GIVEN TASK ▸ Give an exact copy of every line, leaving images out.

◇ ◇ ◇ ◇ ◇ ◇ ◇

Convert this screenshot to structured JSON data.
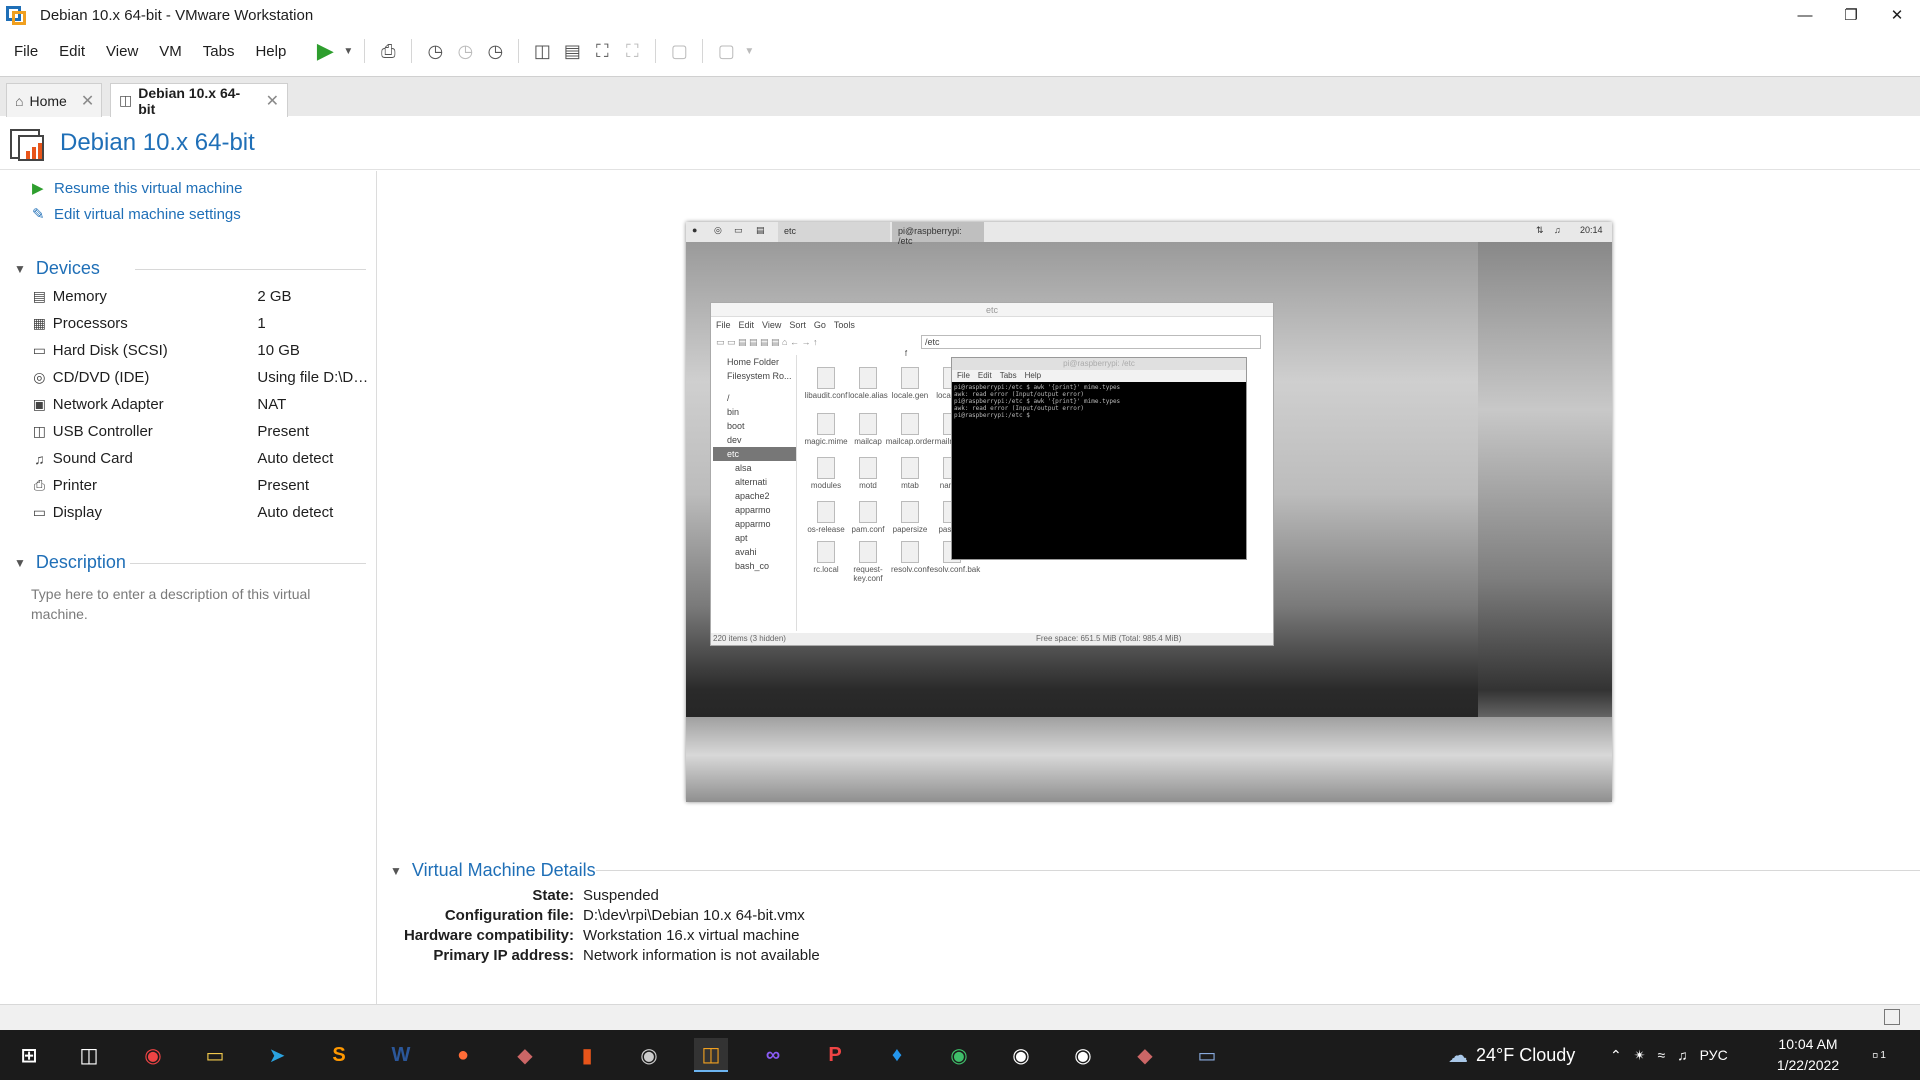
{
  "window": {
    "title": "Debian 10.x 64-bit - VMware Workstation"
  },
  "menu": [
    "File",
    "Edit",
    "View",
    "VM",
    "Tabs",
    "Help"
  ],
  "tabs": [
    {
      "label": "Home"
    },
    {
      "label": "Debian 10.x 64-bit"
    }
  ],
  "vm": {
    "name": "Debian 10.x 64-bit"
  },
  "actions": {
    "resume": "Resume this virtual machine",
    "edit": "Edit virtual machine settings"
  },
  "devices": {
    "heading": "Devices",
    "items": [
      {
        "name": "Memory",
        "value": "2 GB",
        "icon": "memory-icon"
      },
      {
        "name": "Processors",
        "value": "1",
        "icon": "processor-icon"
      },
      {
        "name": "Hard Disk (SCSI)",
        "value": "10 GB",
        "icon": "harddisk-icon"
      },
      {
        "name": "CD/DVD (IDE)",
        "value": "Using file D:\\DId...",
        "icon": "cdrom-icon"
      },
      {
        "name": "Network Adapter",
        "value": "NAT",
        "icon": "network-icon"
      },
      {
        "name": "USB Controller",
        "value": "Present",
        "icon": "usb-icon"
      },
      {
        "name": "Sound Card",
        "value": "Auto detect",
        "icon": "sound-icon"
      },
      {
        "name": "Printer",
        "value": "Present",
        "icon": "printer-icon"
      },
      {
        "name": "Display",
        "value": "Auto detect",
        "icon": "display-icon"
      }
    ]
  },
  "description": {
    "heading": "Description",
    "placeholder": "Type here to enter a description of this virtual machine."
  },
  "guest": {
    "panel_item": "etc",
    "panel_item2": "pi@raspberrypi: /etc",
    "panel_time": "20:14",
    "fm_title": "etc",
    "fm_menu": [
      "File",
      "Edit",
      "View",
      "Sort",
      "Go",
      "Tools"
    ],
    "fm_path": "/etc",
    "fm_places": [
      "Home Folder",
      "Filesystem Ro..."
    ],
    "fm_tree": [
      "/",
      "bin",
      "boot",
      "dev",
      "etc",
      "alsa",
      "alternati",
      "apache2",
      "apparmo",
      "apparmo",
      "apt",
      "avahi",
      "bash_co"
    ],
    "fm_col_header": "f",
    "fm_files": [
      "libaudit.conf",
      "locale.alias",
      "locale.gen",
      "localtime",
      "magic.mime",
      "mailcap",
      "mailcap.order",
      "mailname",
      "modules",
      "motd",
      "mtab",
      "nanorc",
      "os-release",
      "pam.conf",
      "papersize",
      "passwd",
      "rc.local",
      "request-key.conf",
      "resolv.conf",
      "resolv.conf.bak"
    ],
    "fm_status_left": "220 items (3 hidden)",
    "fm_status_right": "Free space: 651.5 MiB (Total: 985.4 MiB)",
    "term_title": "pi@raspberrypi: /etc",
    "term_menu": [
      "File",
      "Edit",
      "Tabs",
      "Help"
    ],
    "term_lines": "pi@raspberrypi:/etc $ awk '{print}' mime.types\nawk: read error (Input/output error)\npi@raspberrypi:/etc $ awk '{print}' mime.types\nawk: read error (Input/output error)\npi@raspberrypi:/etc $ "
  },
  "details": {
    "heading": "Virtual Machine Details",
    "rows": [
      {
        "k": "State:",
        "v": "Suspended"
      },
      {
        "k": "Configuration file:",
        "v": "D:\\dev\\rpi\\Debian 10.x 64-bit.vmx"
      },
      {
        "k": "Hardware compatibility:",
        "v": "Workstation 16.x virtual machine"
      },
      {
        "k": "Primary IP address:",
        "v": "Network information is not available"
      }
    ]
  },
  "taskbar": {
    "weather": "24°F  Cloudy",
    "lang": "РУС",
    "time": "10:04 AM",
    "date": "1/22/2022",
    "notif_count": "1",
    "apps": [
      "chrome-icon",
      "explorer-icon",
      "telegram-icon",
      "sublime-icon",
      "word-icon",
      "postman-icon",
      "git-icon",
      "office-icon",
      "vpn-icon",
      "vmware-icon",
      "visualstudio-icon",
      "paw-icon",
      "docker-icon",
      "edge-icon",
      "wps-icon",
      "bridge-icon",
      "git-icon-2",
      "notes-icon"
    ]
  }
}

◇ ◇ ◇ ◇ ◇ ◇ ◇

WRITTEN REPLY ▸
Convert this screenshot to structured JSON data.
{
  "window": {
    "title": "Debian 10.x 64-bit - VMware Workstation"
  },
  "menu": [
    "File",
    "Edit",
    "View",
    "VM",
    "Tabs",
    "Help"
  ],
  "tabs": [
    {
      "label": "Home"
    },
    {
      "label": "Debian 10.x 64-bit"
    }
  ],
  "vm": {
    "name": "Debian 10.x 64-bit"
  },
  "actions": {
    "resume": "Resume this virtual machine",
    "edit": "Edit virtual machine settings"
  },
  "devices": {
    "heading": "Devices",
    "items": [
      {
        "name": "Memory",
        "value": "2 GB",
        "icon": "memory-icon"
      },
      {
        "name": "Processors",
        "value": "1",
        "icon": "processor-icon"
      },
      {
        "name": "Hard Disk (SCSI)",
        "value": "10 GB",
        "icon": "harddisk-icon"
      },
      {
        "name": "CD/DVD (IDE)",
        "value": "Using file D:\\DId...",
        "icon": "cdrom-icon"
      },
      {
        "name": "Network Adapter",
        "value": "NAT",
        "icon": "network-icon"
      },
      {
        "name": "USB Controller",
        "value": "Present",
        "icon": "usb-icon"
      },
      {
        "name": "Sound Card",
        "value": "Auto detect",
        "icon": "sound-icon"
      },
      {
        "name": "Printer",
        "value": "Present",
        "icon": "printer-icon"
      },
      {
        "name": "Display",
        "value": "Auto detect",
        "icon": "display-icon"
      }
    ]
  },
  "description": {
    "heading": "Description",
    "placeholder": "Type here to enter a description of this virtual machine."
  },
  "guest": {
    "panel_item": "etc",
    "panel_item2": "pi@raspberrypi: /etc",
    "panel_time": "20:14",
    "fm_title": "etc",
    "fm_menu": [
      "File",
      "Edit",
      "View",
      "Sort",
      "Go",
      "Tools"
    ],
    "fm_path": "/etc",
    "fm_places": [
      "Home Folder",
      "Filesystem Ro..."
    ],
    "fm_tree": [
      "/",
      "bin",
      "boot",
      "dev",
      "etc",
      "alsa",
      "alternati",
      "apache2",
      "apparmo",
      "apparmo",
      "apt",
      "avahi",
      "bash_co"
    ],
    "fm_col_header": "f",
    "fm_files": [
      "libaudit.conf",
      "locale.alias",
      "locale.gen",
      "localtime",
      "magic.mime",
      "mailcap",
      "mailcap.order",
      "mailname",
      "modules",
      "motd",
      "mtab",
      "nanorc",
      "os-release",
      "pam.conf",
      "papersize",
      "passwd",
      "rc.local",
      "request-key.conf",
      "resolv.conf",
      "resolv.conf.bak"
    ],
    "fm_status_left": "220 items (3 hidden)",
    "fm_status_right": "Free space: 651.5 MiB (Total: 985.4 MiB)",
    "term_title": "pi@raspberrypi: /etc",
    "term_menu": [
      "File",
      "Edit",
      "Tabs",
      "Help"
    ],
    "term_lines": "pi@raspberrypi:/etc $ awk '{print}' mime.types\nawk: read error (Input/output error)\npi@raspberrypi:/etc $ awk '{print}' mime.types\nawk: read error (Input/output error)\npi@raspberrypi:/etc $ "
  },
  "details": {
    "heading": "Virtual Machine Details",
    "rows": [
      {
        "k": "State:",
        "v": "Suspended"
      },
      {
        "k": "Configuration file:",
        "v": "D:\\dev\\rpi\\Debian 10.x 64-bit.vmx"
      },
      {
        "k": "Hardware compatibility:",
        "v": "Workstation 16.x virtual machine"
      },
      {
        "k": "Primary IP address:",
        "v": "Network information is not available"
      }
    ]
  },
  "taskbar": {
    "weather": "24°F  Cloudy",
    "lang": "РУС",
    "time": "10:04 AM",
    "date": "1/22/2022",
    "notif_count": "1",
    "apps": [
      "chrome-icon",
      "explorer-icon",
      "telegram-icon",
      "sublime-icon",
      "word-icon",
      "postman-icon",
      "git-icon",
      "office-icon",
      "vpn-icon",
      "vmware-icon",
      "visualstudio-icon",
      "paw-icon",
      "docker-icon",
      "edge-icon",
      "wps-icon",
      "bridge-icon",
      "git-icon-2",
      "notes-icon"
    ]
  }
}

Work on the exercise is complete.